### The task
Quote the full listing word for word.

──────── Available records

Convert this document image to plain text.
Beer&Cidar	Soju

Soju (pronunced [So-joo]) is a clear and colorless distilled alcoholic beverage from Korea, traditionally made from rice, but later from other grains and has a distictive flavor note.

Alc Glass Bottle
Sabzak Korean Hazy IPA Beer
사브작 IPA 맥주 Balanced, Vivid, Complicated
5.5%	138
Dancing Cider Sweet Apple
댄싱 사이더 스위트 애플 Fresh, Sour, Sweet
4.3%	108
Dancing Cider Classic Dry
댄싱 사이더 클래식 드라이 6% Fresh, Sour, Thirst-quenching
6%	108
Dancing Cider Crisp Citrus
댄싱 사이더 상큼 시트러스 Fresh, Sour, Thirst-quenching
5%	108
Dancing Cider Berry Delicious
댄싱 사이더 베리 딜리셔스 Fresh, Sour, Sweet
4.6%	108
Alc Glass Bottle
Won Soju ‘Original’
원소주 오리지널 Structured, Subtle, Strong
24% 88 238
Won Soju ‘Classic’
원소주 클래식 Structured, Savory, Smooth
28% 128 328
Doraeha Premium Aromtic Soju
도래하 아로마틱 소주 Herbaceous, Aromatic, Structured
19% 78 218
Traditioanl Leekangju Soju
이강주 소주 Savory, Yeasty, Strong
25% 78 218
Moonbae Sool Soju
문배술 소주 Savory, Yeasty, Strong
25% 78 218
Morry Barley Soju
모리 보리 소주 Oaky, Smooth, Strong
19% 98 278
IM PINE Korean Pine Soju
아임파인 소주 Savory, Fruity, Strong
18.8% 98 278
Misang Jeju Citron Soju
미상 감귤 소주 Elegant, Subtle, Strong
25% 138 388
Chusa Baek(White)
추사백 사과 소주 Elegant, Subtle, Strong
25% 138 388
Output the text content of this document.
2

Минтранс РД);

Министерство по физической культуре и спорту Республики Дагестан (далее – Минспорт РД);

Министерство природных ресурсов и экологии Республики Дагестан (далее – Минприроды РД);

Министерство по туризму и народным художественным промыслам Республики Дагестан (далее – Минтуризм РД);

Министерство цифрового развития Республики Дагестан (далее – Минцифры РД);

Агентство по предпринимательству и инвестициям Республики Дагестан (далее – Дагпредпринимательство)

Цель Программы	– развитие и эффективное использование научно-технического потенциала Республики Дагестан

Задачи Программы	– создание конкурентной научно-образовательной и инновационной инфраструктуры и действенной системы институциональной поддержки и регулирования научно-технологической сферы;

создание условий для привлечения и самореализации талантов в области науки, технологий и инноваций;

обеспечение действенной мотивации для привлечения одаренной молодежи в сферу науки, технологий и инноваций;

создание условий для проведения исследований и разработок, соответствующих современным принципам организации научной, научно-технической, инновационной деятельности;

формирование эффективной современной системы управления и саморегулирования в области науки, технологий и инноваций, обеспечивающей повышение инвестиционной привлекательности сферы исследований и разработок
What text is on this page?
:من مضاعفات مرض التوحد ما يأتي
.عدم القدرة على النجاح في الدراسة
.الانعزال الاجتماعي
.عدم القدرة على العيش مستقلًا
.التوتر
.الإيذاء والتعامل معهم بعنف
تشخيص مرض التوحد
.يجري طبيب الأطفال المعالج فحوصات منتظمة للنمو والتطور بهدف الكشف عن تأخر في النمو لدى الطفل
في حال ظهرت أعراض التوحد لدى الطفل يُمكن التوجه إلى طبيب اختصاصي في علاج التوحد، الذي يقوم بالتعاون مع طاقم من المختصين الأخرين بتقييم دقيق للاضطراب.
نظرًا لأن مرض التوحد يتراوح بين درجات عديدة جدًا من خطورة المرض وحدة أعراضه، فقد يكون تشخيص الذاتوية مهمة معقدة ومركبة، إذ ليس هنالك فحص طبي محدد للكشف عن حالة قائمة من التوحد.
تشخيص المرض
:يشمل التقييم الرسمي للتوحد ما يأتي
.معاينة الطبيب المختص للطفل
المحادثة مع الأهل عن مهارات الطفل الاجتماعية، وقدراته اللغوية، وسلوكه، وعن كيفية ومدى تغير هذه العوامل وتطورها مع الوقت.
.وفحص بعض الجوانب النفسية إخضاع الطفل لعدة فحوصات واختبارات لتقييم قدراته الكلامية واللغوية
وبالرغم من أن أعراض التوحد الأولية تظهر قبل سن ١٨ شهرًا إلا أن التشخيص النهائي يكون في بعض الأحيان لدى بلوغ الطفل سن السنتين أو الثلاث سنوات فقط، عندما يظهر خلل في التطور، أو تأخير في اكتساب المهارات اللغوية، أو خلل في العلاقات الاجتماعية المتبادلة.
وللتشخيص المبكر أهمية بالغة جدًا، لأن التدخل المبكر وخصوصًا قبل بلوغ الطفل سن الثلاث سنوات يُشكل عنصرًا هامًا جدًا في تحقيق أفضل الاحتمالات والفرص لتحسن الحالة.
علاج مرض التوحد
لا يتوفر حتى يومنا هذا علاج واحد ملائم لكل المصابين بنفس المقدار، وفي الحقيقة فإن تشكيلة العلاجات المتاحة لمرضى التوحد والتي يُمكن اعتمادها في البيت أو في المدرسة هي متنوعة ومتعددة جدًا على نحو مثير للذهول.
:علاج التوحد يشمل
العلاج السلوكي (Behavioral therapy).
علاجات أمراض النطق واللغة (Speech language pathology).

────────────────

### Written solution
Convert this document image to plain text.
Beer&Cidar	Soju

Soju (pronunced [So-joo]) is a clear and colorless distilled alcoholic beverage from Korea, traditionally made from rice, but later from other grains and has a distictive flavor note.

Alc Glass Bottle
Sabzak Korean Hazy IPA Beer
사브작 IPA 맥주 Balanced, Vivid, Complicated
5.5%	138
Dancing Cider Sweet Apple
댄싱 사이더 스위트 애플 Fresh, Sour, Sweet
4.3%	108
Dancing Cider Classic Dry
댄싱 사이더 클래식 드라이 6% Fresh, Sour, Thirst-quenching
6%	108
Dancing Cider Crisp Citrus
댄싱 사이더 상큼 시트러스 Fresh, Sour, Thirst-quenching
5%	108
Dancing Cider Berry Delicious
댄싱 사이더 베리 딜리셔스 Fresh, Sour, Sweet
4.6%	108
Alc Glass Bottle
Won Soju ‘Original’
원소주 오리지널 Structured, Subtle, Strong
24% 88 238
Won Soju ‘Classic’
원소주 클래식 Structured, Savory, Smooth
28% 128 328
Doraeha Premium Aromtic Soju
도래하 아로마틱 소주 Herbaceous, Aromatic, Structured
19% 78 218
Traditioanl Leekangju Soju
이강주 소주 Savory, Yeasty, Strong
25% 78 218
Moonbae Sool Soju
문배술 소주 Savory, Yeasty, Strong
25% 78 218
Morry Barley Soju
모리 보리 소주 Oaky, Smooth, Strong
19% 98 278
IM PINE Korean Pine Soju
아임파인 소주 Savory, Fruity, Strong
18.8% 98 278
Misang Jeju Citron Soju
미상 감귤 소주 Elegant, Subtle, Strong
25% 138 388
Chusa Baek(White)
추사백 사과 소주 Elegant, Subtle, Strong
25% 138 388
Output the text content of this document.
2

Минтранс РД);

Министерство по физической культуре и спорту Республики Дагестан (далее – Минспорт РД);

Министерство природных ресурсов и экологии Республики Дагестан (далее – Минприроды РД);

Министерство по туризму и народным художественным промыслам Республики Дагестан (далее – Минтуризм РД);

Министерство цифрового развития Республики Дагестан (далее – Минцифры РД);

Агентство по предпринимательству и инвестициям Республики Дагестан (далее – Дагпредпринимательство)

Цель Программы	– развитие и эффективное использование научно-технического потенциала Республики Дагестан

Задачи Программы	– создание конкурентной научно-образовательной и инновационной инфраструктуры и действенной системы институциональной поддержки и регулирования научно-технологической сферы;

создание условий для привлечения и самореализации талантов в области науки, технологий и инноваций;

обеспечение действенной мотивации для привлечения одаренной молодежи в сферу науки, технологий и инноваций;

создание условий для проведения исследований и разработок, соответствующих современным принципам организации научной, научно-технической, инновационной деятельности;

формирование эффективной современной системы управления и саморегулирования в области науки, технологий и инноваций, обеспечивающей повышение инвестиционной привлекательности сферы исследований и разработок
What text is on this page?
:من مضاعفات مرض التوحد ما يأتي
.عدم القدرة على النجاح في الدراسة
.الانعزال الاجتماعي
.عدم القدرة على العيش مستقلًا
.التوتر
.الإيذاء والتعامل معهم بعنف
تشخيص مرض التوحد
.يجري طبيب الأطفال المعالج فحوصات منتظمة للنمو والتطور بهدف الكشف عن تأخر في النمو لدى الطفل
في حال ظهرت أعراض التوحد لدى الطفل يُمكن التوجه إلى طبيب اختصاصي في علاج التوحد، الذي يقوم بالتعاون مع طاقم من المختصين الأخرين بتقييم دقيق للاضطراب.
نظرًا لأن مرض التوحد يتراوح بين درجات عديدة جدًا من خطورة المرض وحدة أعراضه، فقد يكون تشخيص الذاتوية مهمة معقدة ومركبة، إذ ليس هنالك فحص طبي محدد للكشف عن حالة قائمة من التوحد.
تشخيص المرض
:يشمل التقييم الرسمي للتوحد ما يأتي
.معاينة الطبيب المختص للطفل
المحادثة مع الأهل عن مهارات الطفل الاجتماعية، وقدراته اللغوية، وسلوكه، وعن كيفية ومدى تغير هذه العوامل وتطورها مع الوقت.
.وفحص بعض الجوانب النفسية إخضاع الطفل لعدة فحوصات واختبارات لتقييم قدراته الكلامية واللغوية
وبالرغم من أن أعراض التوحد الأولية تظهر قبل سن ١٨ شهرًا إلا أن التشخيص النهائي يكون في بعض الأحيان لدى بلوغ الطفل سن السنتين أو الثلاث سنوات فقط، عندما يظهر خلل في التطور، أو تأخير في اكتساب المهارات اللغوية، أو خلل في العلاقات الاجتماعية المتبادلة.
وللتشخيص المبكر أهمية بالغة جدًا، لأن التدخل المبكر وخصوصًا قبل بلوغ الطفل سن الثلاث سنوات يُشكل عنصرًا هامًا جدًا في تحقيق أفضل الاحتمالات والفرص لتحسن الحالة.
علاج مرض التوحد
لا يتوفر حتى يومنا هذا علاج واحد ملائم لكل المصابين بنفس المقدار، وفي الحقيقة فإن تشكيلة العلاجات المتاحة لمرضى التوحد والتي يُمكن اعتمادها في البيت أو في المدرسة هي متنوعة ومتعددة جدًا على نحو مثير للذهول.
:علاج التوحد يشمل
العلاج السلوكي (Behavioral therapy).
علاجات أمراض النطق واللغة (Speech language pathology).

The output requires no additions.